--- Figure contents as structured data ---
⟨
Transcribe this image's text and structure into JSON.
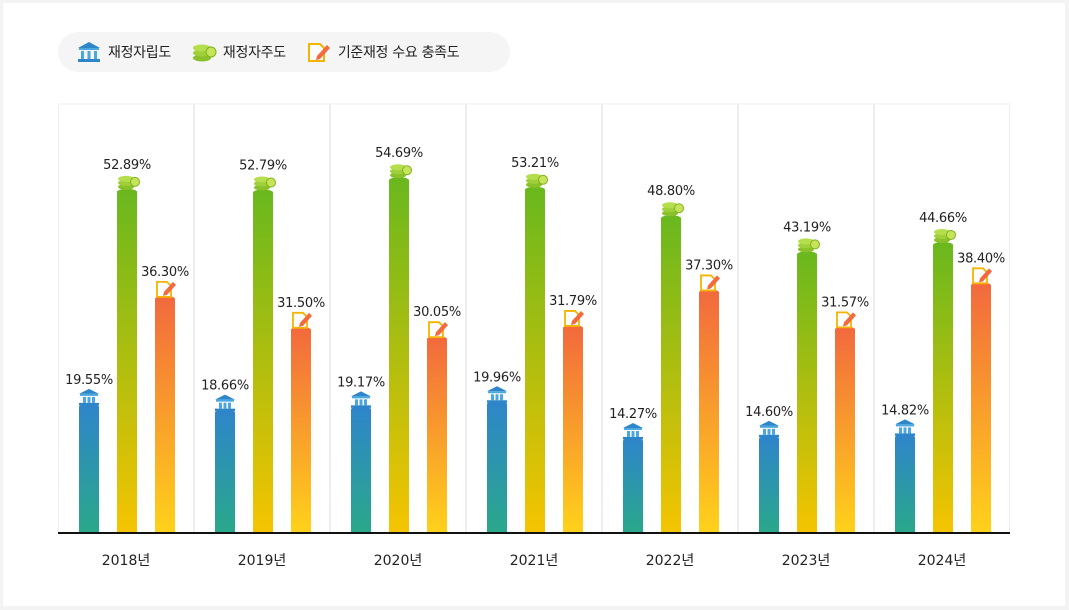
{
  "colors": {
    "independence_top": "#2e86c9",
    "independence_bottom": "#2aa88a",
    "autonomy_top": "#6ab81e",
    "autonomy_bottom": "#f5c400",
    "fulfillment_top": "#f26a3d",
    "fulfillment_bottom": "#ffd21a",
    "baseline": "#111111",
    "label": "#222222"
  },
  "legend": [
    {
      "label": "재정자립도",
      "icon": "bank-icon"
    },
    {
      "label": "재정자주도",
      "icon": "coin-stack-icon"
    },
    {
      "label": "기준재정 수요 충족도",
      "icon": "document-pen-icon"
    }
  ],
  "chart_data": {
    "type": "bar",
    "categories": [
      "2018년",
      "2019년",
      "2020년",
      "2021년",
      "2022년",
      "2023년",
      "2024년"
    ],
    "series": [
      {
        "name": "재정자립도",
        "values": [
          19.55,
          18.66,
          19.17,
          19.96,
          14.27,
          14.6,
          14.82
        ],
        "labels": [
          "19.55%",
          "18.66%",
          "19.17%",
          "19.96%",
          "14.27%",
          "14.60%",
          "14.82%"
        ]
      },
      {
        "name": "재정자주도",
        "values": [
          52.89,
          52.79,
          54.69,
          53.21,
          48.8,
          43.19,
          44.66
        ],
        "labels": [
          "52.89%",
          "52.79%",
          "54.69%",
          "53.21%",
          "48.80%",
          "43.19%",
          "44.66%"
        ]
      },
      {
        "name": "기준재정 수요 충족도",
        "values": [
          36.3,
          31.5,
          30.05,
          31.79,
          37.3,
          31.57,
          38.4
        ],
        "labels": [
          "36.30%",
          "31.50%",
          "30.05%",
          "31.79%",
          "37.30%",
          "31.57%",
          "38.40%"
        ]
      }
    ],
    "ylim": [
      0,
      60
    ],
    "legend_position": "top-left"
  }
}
⟩
⟨
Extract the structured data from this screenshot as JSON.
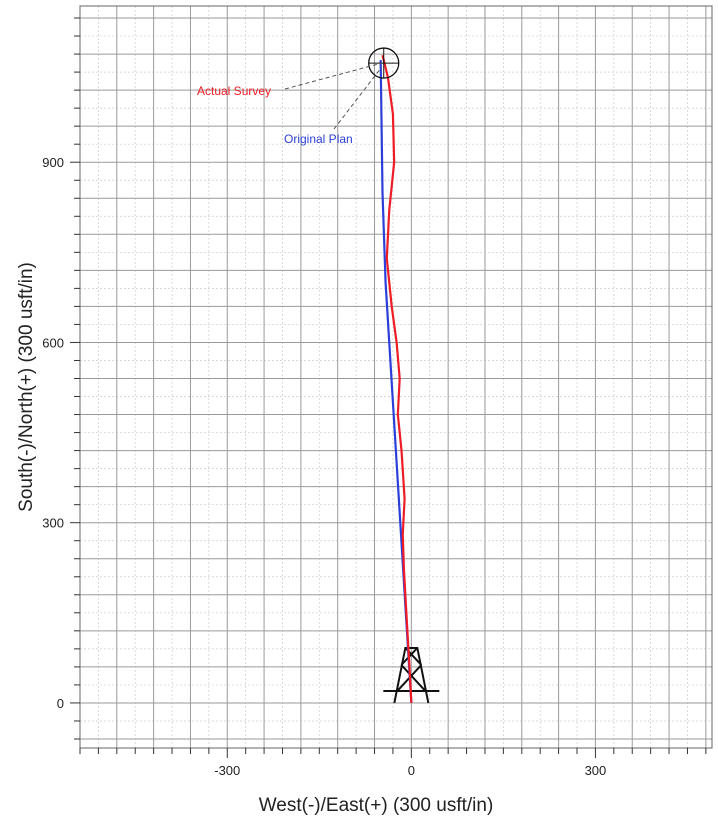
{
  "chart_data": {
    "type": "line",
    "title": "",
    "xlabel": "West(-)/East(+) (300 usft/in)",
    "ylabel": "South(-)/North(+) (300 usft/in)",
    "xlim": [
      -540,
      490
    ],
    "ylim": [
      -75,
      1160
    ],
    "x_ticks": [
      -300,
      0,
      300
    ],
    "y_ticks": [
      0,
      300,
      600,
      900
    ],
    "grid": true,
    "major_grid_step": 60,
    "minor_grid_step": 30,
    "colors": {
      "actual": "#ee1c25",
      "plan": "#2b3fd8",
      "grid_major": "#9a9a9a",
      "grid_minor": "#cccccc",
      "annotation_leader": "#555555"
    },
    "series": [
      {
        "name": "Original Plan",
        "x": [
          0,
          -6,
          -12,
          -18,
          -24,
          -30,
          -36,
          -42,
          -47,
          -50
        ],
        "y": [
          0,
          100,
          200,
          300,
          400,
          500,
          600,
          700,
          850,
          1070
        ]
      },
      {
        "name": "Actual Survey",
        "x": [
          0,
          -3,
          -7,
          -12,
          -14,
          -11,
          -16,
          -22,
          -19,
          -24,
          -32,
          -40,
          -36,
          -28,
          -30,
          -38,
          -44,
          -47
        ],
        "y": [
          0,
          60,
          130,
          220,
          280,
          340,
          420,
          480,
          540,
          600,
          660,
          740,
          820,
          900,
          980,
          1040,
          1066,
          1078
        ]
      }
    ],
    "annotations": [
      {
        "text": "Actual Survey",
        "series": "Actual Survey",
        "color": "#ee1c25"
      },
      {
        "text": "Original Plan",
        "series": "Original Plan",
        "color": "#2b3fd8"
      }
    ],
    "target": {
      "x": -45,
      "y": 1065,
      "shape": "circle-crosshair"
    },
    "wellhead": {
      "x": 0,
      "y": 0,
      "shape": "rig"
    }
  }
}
⟩
⟨
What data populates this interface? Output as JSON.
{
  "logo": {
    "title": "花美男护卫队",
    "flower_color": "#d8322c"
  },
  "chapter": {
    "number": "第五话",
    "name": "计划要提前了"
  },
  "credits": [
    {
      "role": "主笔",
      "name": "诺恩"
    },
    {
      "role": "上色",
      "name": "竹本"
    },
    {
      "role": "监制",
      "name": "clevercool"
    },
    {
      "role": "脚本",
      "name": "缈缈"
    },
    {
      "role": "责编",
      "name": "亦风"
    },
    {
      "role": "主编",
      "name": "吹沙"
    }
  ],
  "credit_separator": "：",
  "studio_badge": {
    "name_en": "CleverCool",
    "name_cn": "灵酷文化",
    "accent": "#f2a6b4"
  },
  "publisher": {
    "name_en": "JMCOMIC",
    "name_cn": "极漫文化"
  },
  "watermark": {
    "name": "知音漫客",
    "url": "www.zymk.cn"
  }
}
⟩
--- WORK TO COMPLETE ---
Return each line of the data that contains the string "Survey".

--- SOLUTION FOR THIS PROBLEM ---
        "name": "Actual Survey",
        "text": "Actual Survey",
        "series": "Actual Survey",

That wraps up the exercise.